Please print exactly the lines running from the one that contains "OCR this image." to the end of the data, with both lines included.

= = = = =

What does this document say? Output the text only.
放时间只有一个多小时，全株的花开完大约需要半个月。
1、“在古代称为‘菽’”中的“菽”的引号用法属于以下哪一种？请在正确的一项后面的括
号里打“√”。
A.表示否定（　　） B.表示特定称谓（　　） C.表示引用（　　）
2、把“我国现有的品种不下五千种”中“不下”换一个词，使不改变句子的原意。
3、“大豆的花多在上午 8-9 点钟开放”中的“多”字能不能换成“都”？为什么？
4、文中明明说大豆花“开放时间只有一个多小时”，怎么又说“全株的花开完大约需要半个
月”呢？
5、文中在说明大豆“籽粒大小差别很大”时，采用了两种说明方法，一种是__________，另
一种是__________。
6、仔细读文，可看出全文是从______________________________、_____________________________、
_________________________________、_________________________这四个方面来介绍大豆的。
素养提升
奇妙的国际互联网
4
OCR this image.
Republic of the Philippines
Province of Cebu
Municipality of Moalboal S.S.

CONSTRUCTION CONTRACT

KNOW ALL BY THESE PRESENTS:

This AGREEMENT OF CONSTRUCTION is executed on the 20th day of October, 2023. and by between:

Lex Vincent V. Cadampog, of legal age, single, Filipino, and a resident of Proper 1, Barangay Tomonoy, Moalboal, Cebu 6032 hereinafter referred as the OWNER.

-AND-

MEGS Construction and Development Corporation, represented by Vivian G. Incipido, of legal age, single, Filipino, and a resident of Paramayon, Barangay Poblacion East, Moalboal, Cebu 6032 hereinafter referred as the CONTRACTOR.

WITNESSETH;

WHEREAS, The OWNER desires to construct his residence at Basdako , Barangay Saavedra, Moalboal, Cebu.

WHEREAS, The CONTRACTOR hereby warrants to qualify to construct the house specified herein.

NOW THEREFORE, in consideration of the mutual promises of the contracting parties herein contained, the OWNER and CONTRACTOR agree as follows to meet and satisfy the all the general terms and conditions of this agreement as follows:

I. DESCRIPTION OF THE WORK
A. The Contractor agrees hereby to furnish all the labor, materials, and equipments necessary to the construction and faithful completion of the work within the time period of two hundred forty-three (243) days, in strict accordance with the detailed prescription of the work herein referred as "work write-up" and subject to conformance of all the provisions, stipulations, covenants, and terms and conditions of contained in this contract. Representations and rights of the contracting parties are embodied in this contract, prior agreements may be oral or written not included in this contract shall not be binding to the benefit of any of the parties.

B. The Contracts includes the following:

= = = = =

- OUTPUT BELOW -
OCR this image.
Republic of the Philippines
Province of Cebu
Municipality of Moalboal S.S.

CONSTRUCTION CONTRACT

KNOW ALL BY THESE PRESENTS:

This AGREEMENT OF CONSTRUCTION is executed on the 20th day of October, 2023. and by between:

Lex Vincent V. Cadampog, of legal age, single, Filipino, and a resident of Proper 1, Barangay Tomonoy, Moalboal, Cebu 6032 hereinafter referred as the OWNER.

-AND-

MEGS Construction and Development Corporation, represented by Vivian G. Incipido, of legal age, single, Filipino, and a resident of Paramayon, Barangay Poblacion East, Moalboal, Cebu 6032 hereinafter referred as the CONTRACTOR.

WITNESSETH;

WHEREAS, The OWNER desires to construct his residence at Basdako , Barangay Saavedra, Moalboal, Cebu.

WHEREAS, The CONTRACTOR hereby warrants to qualify to construct the house specified herein.

NOW THEREFORE, in consideration of the mutual promises of the contracting parties herein contained, the OWNER and CONTRACTOR agree as follows to meet and satisfy the all the general terms and conditions of this agreement as follows:

I. DESCRIPTION OF THE WORK
A. The Contractor agrees hereby to furnish all the labor, materials, and equipments necessary to the construction and faithful completion of the work within the time period of two hundred forty-three (243) days, in strict accordance with the detailed prescription of the work herein referred as "work write-up" and subject to conformance of all the provisions, stipulations, covenants, and terms and conditions of contained in this contract. Representations and rights of the contracting parties are embodied in this contract, prior agreements may be oral or written not included in this contract shall not be binding to the benefit of any of the parties.

B. The Contracts includes the following:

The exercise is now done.